__Exercise instructions__
Quote verbatim the part of the rows that runs from their start through the line containing "image-icon <box>48 8 68 28</box>", including that line.
## BEGIN Provided data
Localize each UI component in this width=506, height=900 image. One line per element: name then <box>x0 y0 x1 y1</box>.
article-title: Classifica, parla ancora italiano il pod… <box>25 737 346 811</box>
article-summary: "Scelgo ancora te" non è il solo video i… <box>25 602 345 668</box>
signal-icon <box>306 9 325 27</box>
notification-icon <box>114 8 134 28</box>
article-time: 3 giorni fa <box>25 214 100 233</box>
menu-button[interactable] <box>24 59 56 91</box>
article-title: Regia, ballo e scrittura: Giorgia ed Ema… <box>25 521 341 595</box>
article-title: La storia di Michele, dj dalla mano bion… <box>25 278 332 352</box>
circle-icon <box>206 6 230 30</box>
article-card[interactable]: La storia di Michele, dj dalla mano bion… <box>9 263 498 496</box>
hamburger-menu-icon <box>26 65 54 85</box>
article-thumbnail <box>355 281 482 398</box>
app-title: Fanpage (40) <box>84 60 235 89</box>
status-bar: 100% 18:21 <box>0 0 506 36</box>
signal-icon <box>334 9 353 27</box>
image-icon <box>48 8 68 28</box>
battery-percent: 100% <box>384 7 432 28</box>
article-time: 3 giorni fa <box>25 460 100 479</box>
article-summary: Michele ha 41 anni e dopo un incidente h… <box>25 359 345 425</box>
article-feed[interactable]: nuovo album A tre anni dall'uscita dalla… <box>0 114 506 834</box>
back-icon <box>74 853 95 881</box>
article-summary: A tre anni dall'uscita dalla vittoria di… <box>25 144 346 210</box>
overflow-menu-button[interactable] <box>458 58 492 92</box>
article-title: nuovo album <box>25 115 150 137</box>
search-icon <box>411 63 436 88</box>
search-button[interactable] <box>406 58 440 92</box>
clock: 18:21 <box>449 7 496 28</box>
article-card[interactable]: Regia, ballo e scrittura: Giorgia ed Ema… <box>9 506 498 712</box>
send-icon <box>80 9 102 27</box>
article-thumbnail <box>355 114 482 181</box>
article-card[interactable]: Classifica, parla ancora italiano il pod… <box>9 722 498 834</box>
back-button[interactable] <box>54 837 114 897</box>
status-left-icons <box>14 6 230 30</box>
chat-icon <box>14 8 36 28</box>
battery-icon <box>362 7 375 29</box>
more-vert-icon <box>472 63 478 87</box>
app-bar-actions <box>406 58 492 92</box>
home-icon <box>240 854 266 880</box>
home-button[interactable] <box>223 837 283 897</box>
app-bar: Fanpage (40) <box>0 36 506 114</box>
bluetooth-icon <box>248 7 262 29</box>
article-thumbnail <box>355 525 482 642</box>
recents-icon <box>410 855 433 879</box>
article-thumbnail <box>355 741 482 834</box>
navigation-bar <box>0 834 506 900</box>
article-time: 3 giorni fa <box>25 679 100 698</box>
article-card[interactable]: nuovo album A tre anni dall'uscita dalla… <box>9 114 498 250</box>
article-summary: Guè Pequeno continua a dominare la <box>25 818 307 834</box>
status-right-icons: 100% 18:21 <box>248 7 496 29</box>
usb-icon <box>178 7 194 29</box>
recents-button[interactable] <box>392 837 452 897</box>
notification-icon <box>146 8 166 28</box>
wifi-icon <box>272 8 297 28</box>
## END Provided data
__The reply__
Localize each UI component in this width=506, height=900 image. One line per element: name then <box>x0 y0 x1 y1</box>.
article-title: Classifica, parla ancora italiano il pod… <box>25 737 346 811</box>
article-summary: "Scelgo ancora te" non è il solo video i… <box>25 602 345 668</box>
signal-icon <box>306 9 325 27</box>
notification-icon <box>114 8 134 28</box>
article-time: 3 giorni fa <box>25 214 100 233</box>
menu-button[interactable] <box>24 59 56 91</box>
article-title: Regia, ballo e scrittura: Giorgia ed Ema… <box>25 521 341 595</box>
article-title: La storia di Michele, dj dalla mano bion… <box>25 278 332 352</box>
circle-icon <box>206 6 230 30</box>
article-card[interactable]: La storia di Michele, dj dalla mano bion… <box>9 263 498 496</box>
hamburger-menu-icon <box>26 65 54 85</box>
article-thumbnail <box>355 281 482 398</box>
app-title: Fanpage (40) <box>84 60 235 89</box>
status-bar: 100% 18:21 <box>0 0 506 36</box>
signal-icon <box>334 9 353 27</box>
image-icon <box>48 8 68 28</box>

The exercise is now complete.